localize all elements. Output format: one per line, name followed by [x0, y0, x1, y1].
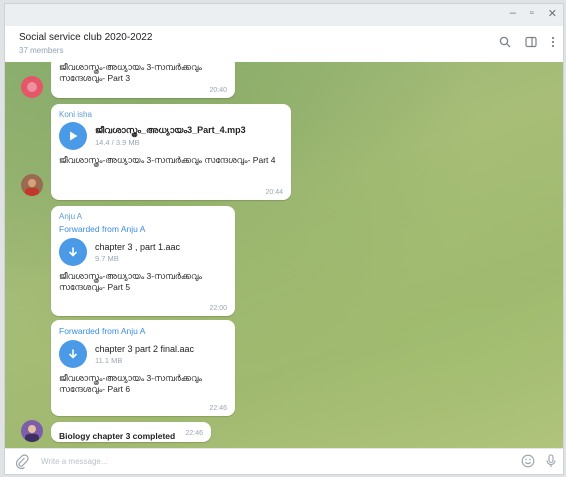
download-button[interactable] — [59, 238, 87, 266]
member-count: 37 members — [19, 46, 64, 55]
app-window: – ▫ ✕ Social service club 2020-2022 37 m… — [4, 3, 564, 475]
message-time: 22:46 — [185, 430, 203, 437]
message-time: 22:00 — [209, 305, 227, 312]
audio-attachment[interactable]: chapter 3 part 2 final.aac 11.1 MB — [59, 340, 227, 368]
composer-actions — [521, 454, 557, 473]
sidebar-toggle-icon[interactable] — [525, 36, 537, 51]
title-bar: – ▫ ✕ — [5, 4, 563, 26]
forwarded-label[interactable]: Forwarded from Anju A — [59, 326, 227, 336]
message-list[interactable]: ജീവശാസ്ത്രം-അധ്യായം 3-സമ്പർക്കവും സന്ദേശ… — [5, 62, 563, 448]
message-time: 22:46 — [209, 405, 227, 412]
message-bubble[interactable]: Forwarded from Anju A chapter 3 part 2 f… — [51, 320, 235, 416]
download-icon — [68, 349, 78, 359]
maximize-button[interactable]: ▫ — [530, 7, 534, 20]
message-bubble[interactable]: ജീവശാസ്ത്രം-അധ്യായം 3-സമ്പർക്കവും സന്ദേശ… — [51, 62, 235, 98]
message-caption: ജീവശാസ്ത്രം-അധ്യായം 3-സമ്പർക്കവും സന്ദേശ… — [59, 155, 276, 165]
minimize-button[interactable]: – — [510, 7, 516, 20]
message-bubble[interactable]: Biology chapter 3 completed 22:46 — [51, 422, 211, 442]
message-caption: ജീവശാസ്ത്രം-അധ്യായം 3-സമ്പർക്കവും സന്ദേശ… — [59, 271, 202, 292]
message-bubble[interactable]: Koni isha ജീവശാസ്ത്രം_അധ്യായം3_Part_4.mp… — [51, 104, 291, 200]
header-actions — [499, 36, 555, 51]
message-time: 20:44 — [265, 189, 283, 196]
message-input[interactable]: Write a message... — [41, 457, 108, 466]
file-name: ജീവശാസ്ത്രം_അധ്യായം3_Part_4.mp3 — [95, 125, 246, 135]
attach-icon[interactable] — [15, 454, 29, 474]
message-caption: ജീവശാസ്ത്രം-അധ്യായം 3-സമ്പർക്കവും സന്ദേശ… — [59, 62, 202, 83]
audio-attachment[interactable]: ജീവശാസ്ത്രം_അധ്യായം3_Part_4.mp3 14.4 / 3… — [59, 122, 283, 150]
chat-header[interactable]: Social service club 2020-2022 37 members — [5, 26, 563, 63]
sender-name: Anju A — [59, 212, 83, 221]
avatar[interactable] — [21, 174, 43, 196]
download-button[interactable] — [59, 340, 87, 368]
file-name: chapter 3 part 2 final.aac — [95, 343, 195, 354]
window-controls: – ▫ ✕ — [510, 7, 557, 20]
file-size: 11.1 MB — [95, 355, 123, 365]
message-text: Biology chapter 3 completed — [59, 431, 176, 441]
chat-title: Social service club 2020-2022 — [19, 32, 153, 43]
message-time: 20:40 — [209, 87, 227, 94]
play-button[interactable] — [59, 122, 87, 150]
file-name: chapter 3 , part 1.aac — [95, 241, 181, 252]
emoji-icon[interactable] — [521, 454, 535, 473]
close-button[interactable]: ✕ — [548, 7, 557, 20]
avatar[interactable] — [21, 76, 43, 98]
search-icon[interactable] — [499, 36, 511, 51]
more-options-icon[interactable] — [551, 36, 555, 51]
file-size: 9.7 MB — [95, 253, 119, 263]
sender-name: Koni isha — [59, 110, 92, 119]
forwarded-label[interactable]: Forwarded from Anju A — [59, 224, 227, 234]
microphone-icon[interactable] — [545, 454, 557, 473]
file-size: 14.4 / 3.9 MB — [95, 138, 140, 147]
message-caption: ജീവശാസ്ത്രം-അധ്യായം 3-സമ്പർക്കവും സന്ദേശ… — [59, 373, 202, 394]
download-icon — [68, 247, 78, 257]
message-composer: Write a message... — [5, 448, 563, 474]
audio-attachment[interactable]: chapter 3 , part 1.aac 9.7 MB — [59, 238, 227, 266]
message-bubble[interactable]: Anju A Forwarded from Anju A chapter 3 ,… — [51, 206, 235, 316]
avatar[interactable] — [21, 420, 43, 442]
play-icon — [70, 131, 78, 141]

* _WORK INSTRUCTIONS_
Update the items starting with the line with "download-button[interactable] — [59, 238, 87, 266]" and going on through the line with "minimize-button[interactable]: – —" by replacing "message-time" with "timestamp" and leaving everything else the same. Give back only those lines.

* _TASK SOLUTION_
download-button[interactable] — [59, 238, 87, 266]
member-count: 37 members — [19, 46, 64, 55]
app-window: – ▫ ✕ Social service club 2020-2022 37 m… — [4, 3, 564, 475]
timestamp: 22:46 — [185, 430, 203, 437]
timestamp: 22:00 — [209, 305, 227, 312]
audio-attachment[interactable]: chapter 3 part 2 final.aac 11.1 MB — [59, 340, 227, 368]
composer-actions — [521, 454, 557, 473]
sidebar-toggle-icon[interactable] — [525, 36, 537, 51]
title-bar: – ▫ ✕ — [5, 4, 563, 26]
forwarded-label[interactable]: Forwarded from Anju A — [59, 326, 227, 336]
message-list[interactable]: ജീവശാസ്ത്രം-അധ്യായം 3-സമ്പർക്കവും സന്ദേശ… — [5, 62, 563, 448]
timestamp: 22:46 — [209, 405, 227, 412]
message-bubble[interactable]: Forwarded from Anju A chapter 3 part 2 f… — [51, 320, 235, 416]
download-icon — [68, 349, 78, 359]
maximize-button[interactable]: ▫ — [530, 7, 534, 20]
message-bubble[interactable]: ജീവശാസ്ത്രം-അധ്യായം 3-സമ്പർക്കവും സന്ദേശ… — [51, 62, 235, 98]
message-caption: ജീവശാസ്ത്രം-അധ്യായം 3-സമ്പർക്കവും സന്ദേശ… — [59, 155, 276, 165]
minimize-button[interactable]: – — [510, 7, 516, 20]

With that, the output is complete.